## Data provided
::::

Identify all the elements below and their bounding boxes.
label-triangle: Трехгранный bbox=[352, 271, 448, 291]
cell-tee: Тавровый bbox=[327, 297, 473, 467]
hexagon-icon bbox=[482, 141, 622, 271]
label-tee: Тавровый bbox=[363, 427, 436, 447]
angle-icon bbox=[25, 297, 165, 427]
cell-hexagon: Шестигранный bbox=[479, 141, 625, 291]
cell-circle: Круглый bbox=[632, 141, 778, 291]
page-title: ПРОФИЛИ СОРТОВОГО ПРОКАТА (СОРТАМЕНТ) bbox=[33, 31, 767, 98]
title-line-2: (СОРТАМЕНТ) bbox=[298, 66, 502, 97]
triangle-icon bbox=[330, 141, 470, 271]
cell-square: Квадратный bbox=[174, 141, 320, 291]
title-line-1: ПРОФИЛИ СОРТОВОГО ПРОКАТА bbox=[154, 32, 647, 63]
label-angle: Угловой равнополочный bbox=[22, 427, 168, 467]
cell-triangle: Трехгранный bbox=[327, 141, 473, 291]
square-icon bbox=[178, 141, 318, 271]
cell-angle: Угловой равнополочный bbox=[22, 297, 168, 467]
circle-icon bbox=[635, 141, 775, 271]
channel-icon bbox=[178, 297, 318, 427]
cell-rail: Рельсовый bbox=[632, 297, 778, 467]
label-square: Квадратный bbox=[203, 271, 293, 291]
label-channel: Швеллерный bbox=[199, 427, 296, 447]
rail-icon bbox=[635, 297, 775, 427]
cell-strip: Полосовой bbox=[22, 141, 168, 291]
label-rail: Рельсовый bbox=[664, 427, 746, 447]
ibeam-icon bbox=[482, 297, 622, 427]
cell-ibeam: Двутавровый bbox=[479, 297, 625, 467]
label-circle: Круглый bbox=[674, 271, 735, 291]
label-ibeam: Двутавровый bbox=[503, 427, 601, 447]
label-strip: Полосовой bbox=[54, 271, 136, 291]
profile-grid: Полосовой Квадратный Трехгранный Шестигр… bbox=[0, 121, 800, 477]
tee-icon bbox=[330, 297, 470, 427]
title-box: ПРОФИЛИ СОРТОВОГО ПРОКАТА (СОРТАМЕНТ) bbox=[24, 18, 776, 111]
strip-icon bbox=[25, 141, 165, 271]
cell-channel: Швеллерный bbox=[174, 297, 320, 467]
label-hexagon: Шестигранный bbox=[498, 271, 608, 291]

::::

## Task details
Reproduce the lines of the records above from the very first line through the line containing "label-square: Квадратный bbox=[203, 271, 293, 291]", with both of those lines included.

## Finished exercise
Identify all the elements below and their bounding boxes.
label-triangle: Трехгранный bbox=[352, 271, 448, 291]
cell-tee: Тавровый bbox=[327, 297, 473, 467]
hexagon-icon bbox=[482, 141, 622, 271]
label-tee: Тавровый bbox=[363, 427, 436, 447]
angle-icon bbox=[25, 297, 165, 427]
cell-hexagon: Шестигранный bbox=[479, 141, 625, 291]
cell-circle: Круглый bbox=[632, 141, 778, 291]
page-title: ПРОФИЛИ СОРТОВОГО ПРОКАТА (СОРТАМЕНТ) bbox=[33, 31, 767, 98]
title-line-2: (СОРТАМЕНТ) bbox=[298, 66, 502, 97]
triangle-icon bbox=[330, 141, 470, 271]
cell-square: Квадратный bbox=[174, 141, 320, 291]
title-line-1: ПРОФИЛИ СОРТОВОГО ПРОКАТА bbox=[154, 32, 647, 63]
label-angle: Угловой равнополочный bbox=[22, 427, 168, 467]
cell-triangle: Трехгранный bbox=[327, 141, 473, 291]
square-icon bbox=[178, 141, 318, 271]
cell-angle: Угловой равнополочный bbox=[22, 297, 168, 467]
circle-icon bbox=[635, 141, 775, 271]
channel-icon bbox=[178, 297, 318, 427]
cell-rail: Рельсовый bbox=[632, 297, 778, 467]
label-square: Квадратный bbox=[203, 271, 293, 291]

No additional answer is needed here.